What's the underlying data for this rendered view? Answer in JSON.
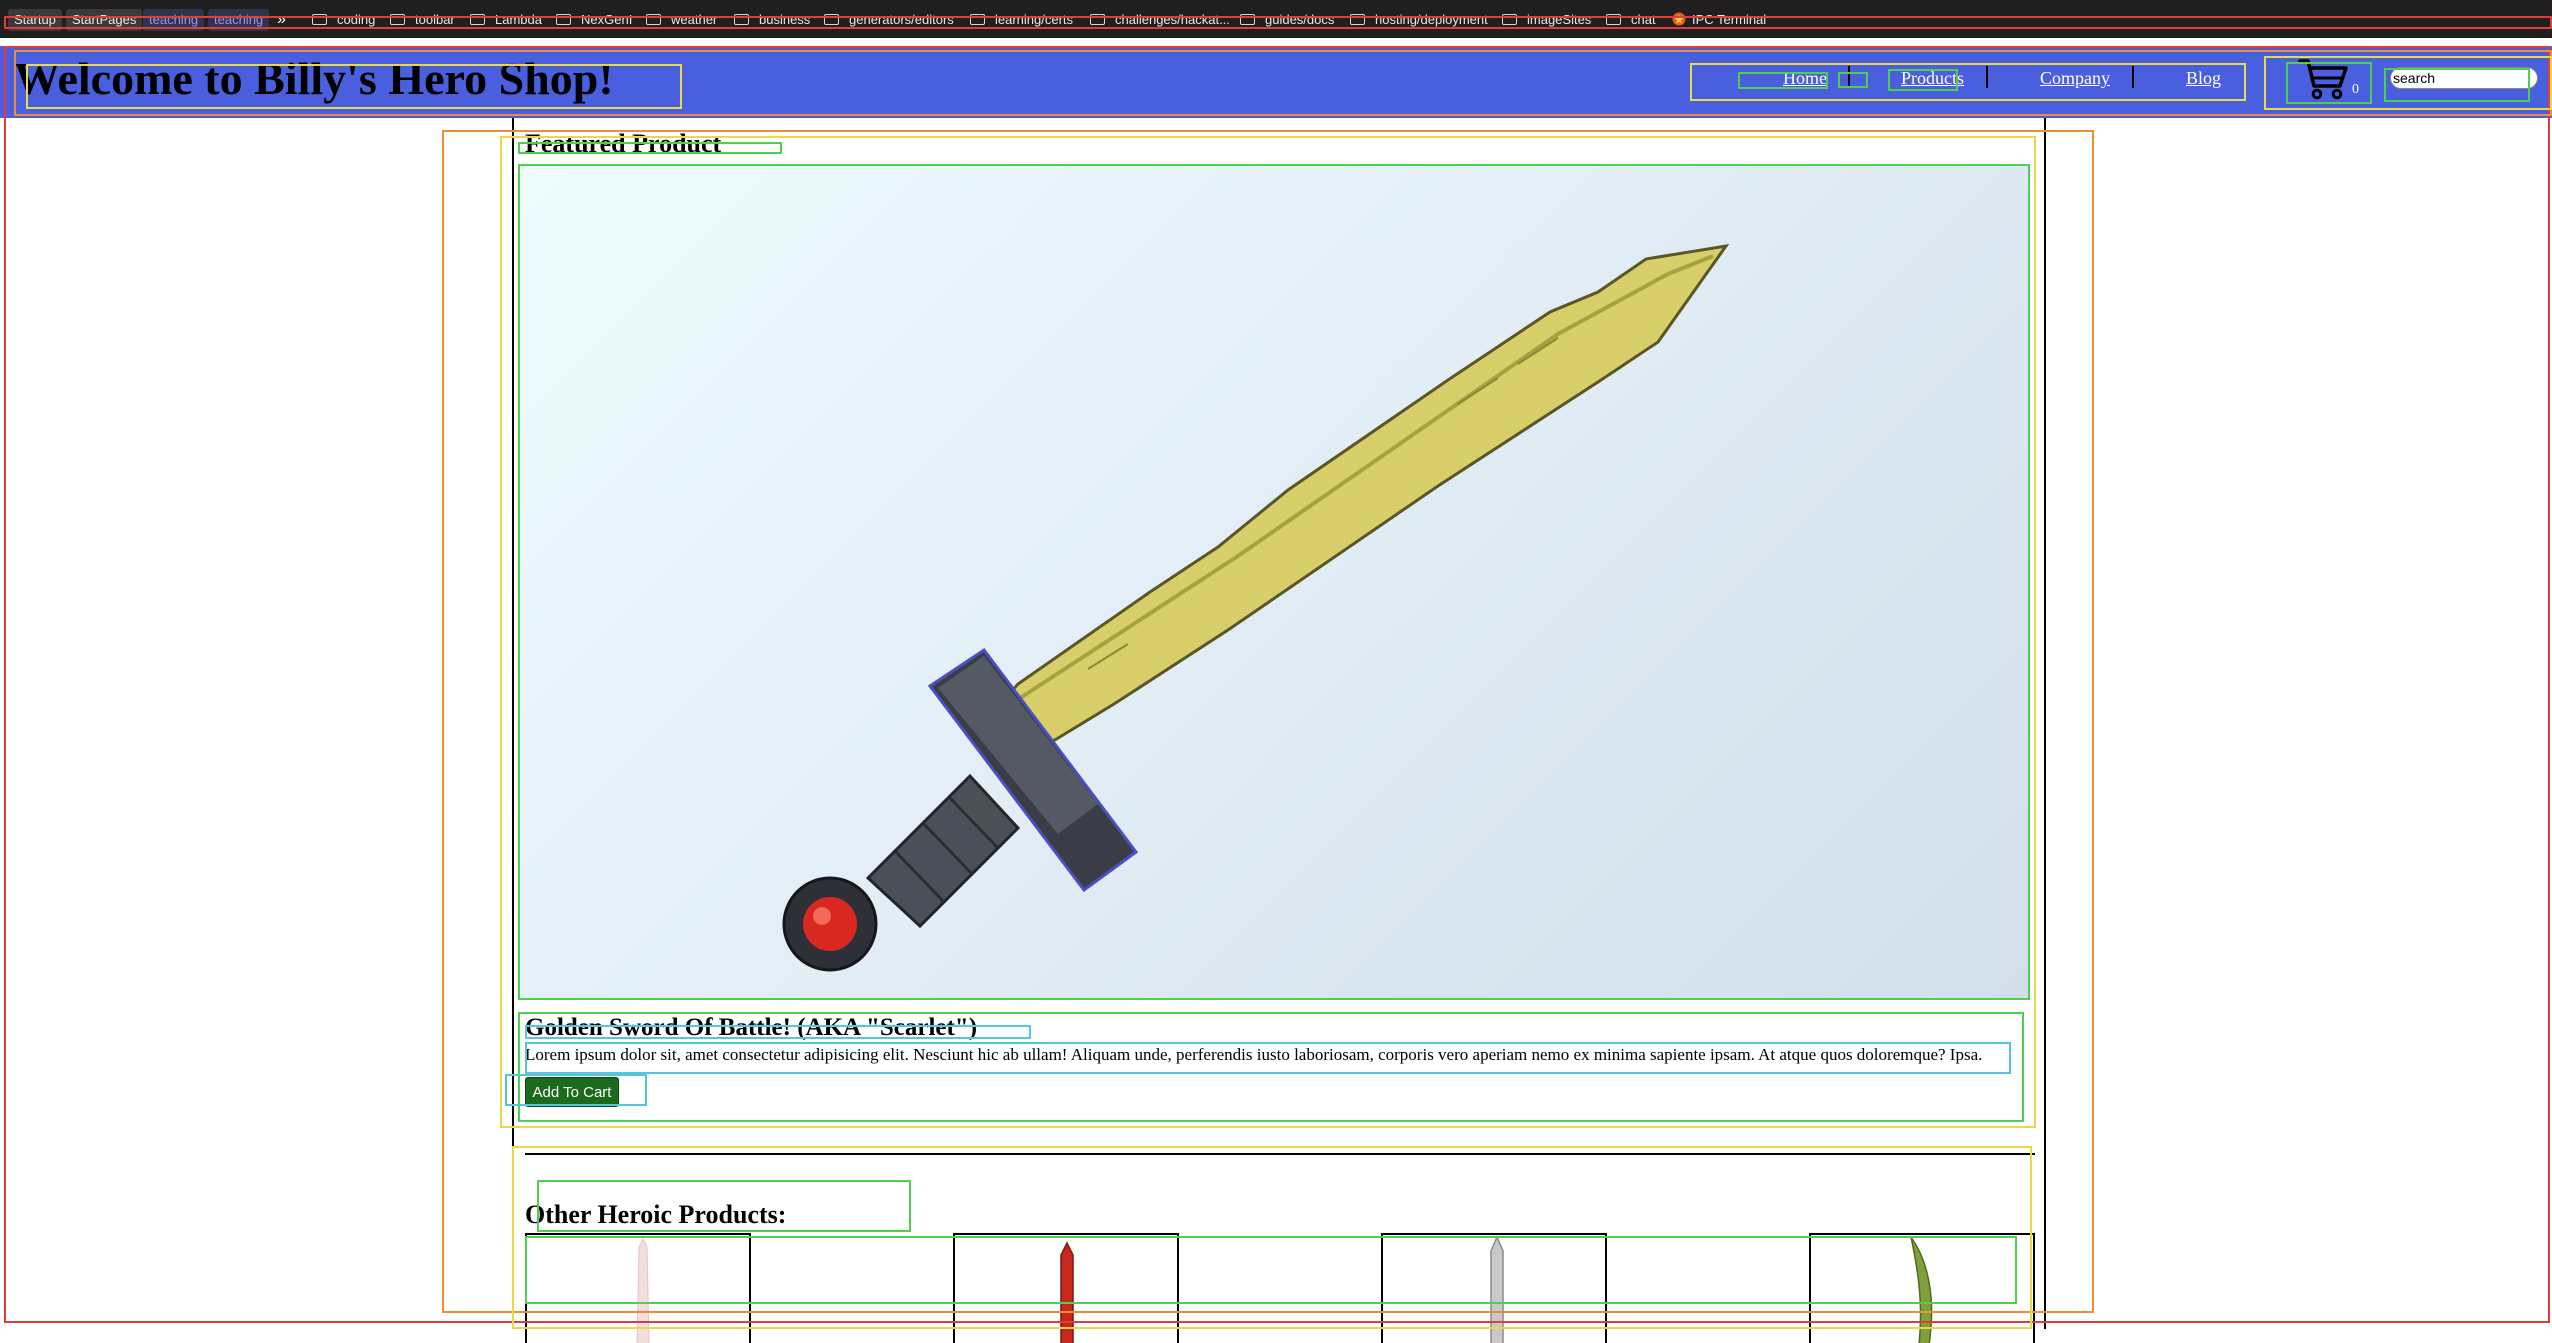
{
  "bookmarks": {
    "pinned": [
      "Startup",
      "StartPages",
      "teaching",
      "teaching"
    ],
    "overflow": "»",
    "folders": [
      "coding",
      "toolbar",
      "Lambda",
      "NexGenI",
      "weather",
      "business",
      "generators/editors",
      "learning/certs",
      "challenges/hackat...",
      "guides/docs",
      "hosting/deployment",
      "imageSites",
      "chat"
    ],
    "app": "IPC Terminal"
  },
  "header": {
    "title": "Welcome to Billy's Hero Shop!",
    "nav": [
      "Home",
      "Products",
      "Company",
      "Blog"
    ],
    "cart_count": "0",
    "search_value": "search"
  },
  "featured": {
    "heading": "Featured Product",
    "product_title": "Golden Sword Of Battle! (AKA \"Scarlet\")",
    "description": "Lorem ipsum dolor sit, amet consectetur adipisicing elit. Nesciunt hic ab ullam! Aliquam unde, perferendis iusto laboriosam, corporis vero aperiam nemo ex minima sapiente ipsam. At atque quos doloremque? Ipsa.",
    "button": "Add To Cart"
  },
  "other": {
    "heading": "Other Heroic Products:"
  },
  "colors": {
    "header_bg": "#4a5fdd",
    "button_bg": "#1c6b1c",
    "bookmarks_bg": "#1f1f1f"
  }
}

────────────────────────────────────────

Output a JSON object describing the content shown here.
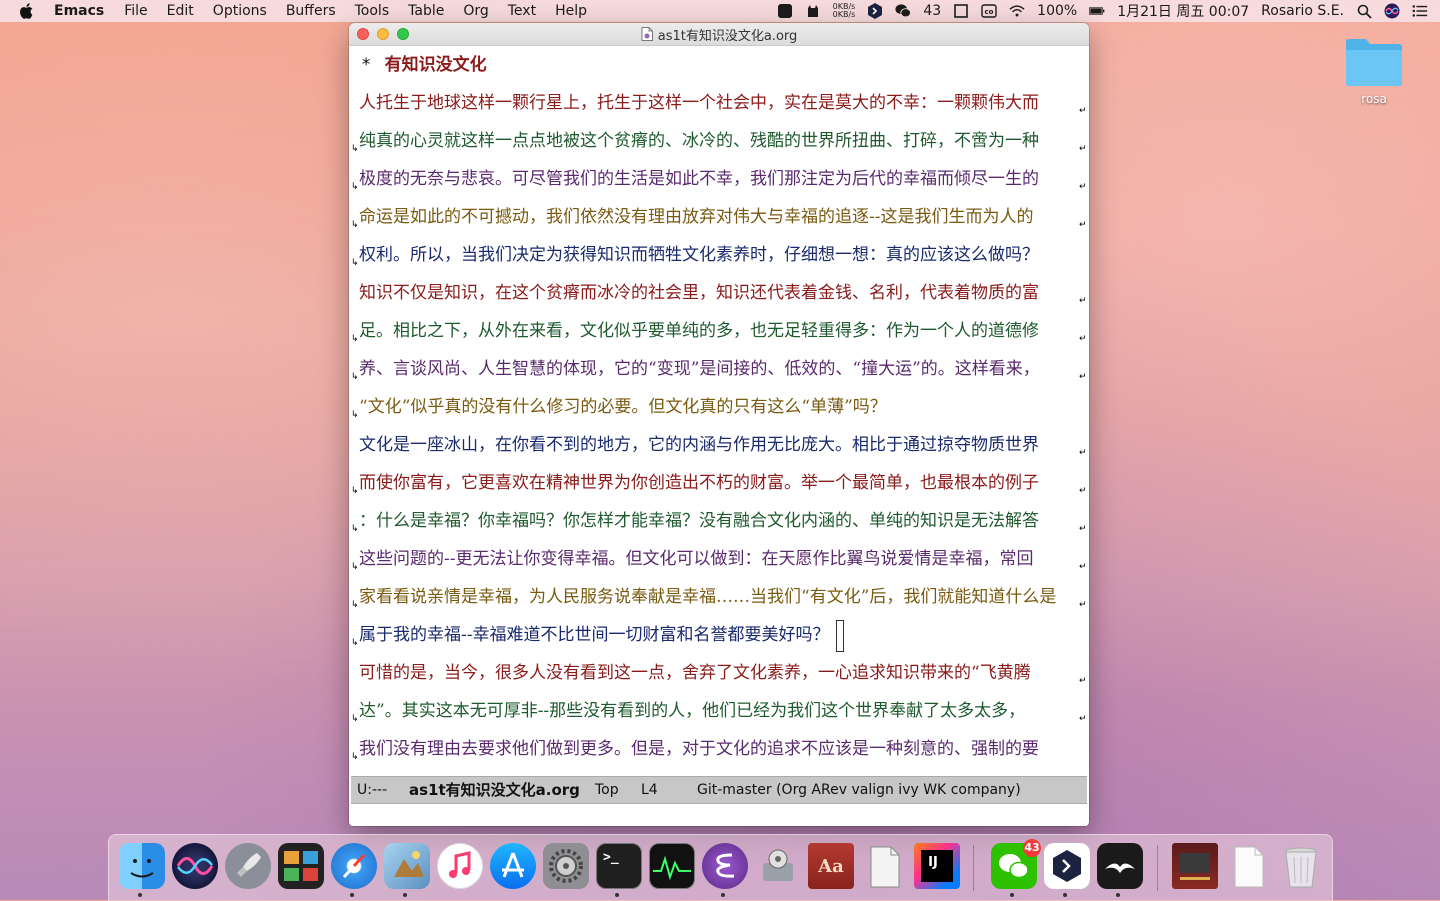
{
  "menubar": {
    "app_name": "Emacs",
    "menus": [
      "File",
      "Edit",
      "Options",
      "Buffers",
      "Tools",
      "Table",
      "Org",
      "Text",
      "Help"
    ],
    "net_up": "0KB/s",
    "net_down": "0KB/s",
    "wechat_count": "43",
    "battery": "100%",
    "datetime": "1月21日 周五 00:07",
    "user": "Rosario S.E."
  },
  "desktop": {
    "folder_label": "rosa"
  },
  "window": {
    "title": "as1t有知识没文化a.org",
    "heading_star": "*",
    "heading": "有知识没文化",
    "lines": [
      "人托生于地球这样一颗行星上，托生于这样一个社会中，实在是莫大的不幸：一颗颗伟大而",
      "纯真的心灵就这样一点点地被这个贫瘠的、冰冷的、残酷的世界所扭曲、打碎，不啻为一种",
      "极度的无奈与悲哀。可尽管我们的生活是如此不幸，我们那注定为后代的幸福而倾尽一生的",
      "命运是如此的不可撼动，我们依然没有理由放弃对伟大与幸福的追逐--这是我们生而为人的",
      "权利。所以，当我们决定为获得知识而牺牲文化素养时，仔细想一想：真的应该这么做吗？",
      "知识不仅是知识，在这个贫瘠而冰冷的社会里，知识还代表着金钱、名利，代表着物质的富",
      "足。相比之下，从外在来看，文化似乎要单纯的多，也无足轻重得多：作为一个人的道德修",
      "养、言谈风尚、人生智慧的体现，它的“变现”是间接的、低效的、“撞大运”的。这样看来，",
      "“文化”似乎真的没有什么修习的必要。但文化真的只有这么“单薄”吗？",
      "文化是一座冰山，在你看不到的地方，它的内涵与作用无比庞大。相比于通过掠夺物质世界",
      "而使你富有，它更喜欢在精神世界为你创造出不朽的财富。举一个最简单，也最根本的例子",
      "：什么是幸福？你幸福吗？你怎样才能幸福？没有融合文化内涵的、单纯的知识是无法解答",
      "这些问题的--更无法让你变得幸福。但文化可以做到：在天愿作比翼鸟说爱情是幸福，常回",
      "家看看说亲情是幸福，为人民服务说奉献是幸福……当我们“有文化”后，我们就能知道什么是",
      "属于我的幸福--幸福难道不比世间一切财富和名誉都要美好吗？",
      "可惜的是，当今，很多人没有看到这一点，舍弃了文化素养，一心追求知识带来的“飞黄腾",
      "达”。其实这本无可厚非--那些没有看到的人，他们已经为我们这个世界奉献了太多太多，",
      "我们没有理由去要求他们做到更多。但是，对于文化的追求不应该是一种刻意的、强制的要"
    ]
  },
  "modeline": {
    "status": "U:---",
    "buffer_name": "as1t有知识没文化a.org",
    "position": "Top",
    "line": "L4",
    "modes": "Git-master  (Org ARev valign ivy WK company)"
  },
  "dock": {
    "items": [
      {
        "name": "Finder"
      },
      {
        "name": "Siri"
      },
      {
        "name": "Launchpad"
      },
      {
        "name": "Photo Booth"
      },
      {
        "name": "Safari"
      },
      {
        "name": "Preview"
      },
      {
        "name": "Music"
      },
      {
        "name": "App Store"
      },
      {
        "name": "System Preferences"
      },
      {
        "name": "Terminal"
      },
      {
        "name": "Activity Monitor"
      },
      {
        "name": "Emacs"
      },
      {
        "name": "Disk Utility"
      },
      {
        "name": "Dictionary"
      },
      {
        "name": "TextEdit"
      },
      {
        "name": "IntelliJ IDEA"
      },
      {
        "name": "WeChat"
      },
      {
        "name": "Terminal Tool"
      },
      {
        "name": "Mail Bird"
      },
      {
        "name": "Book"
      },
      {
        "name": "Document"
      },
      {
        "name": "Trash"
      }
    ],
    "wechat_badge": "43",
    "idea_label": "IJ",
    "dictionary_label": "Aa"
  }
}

────────────────────────────────────────

Reproduce each line holding the word "Products".

§ Complete output
      "Products",
    "heading": "Other Heroic Products:"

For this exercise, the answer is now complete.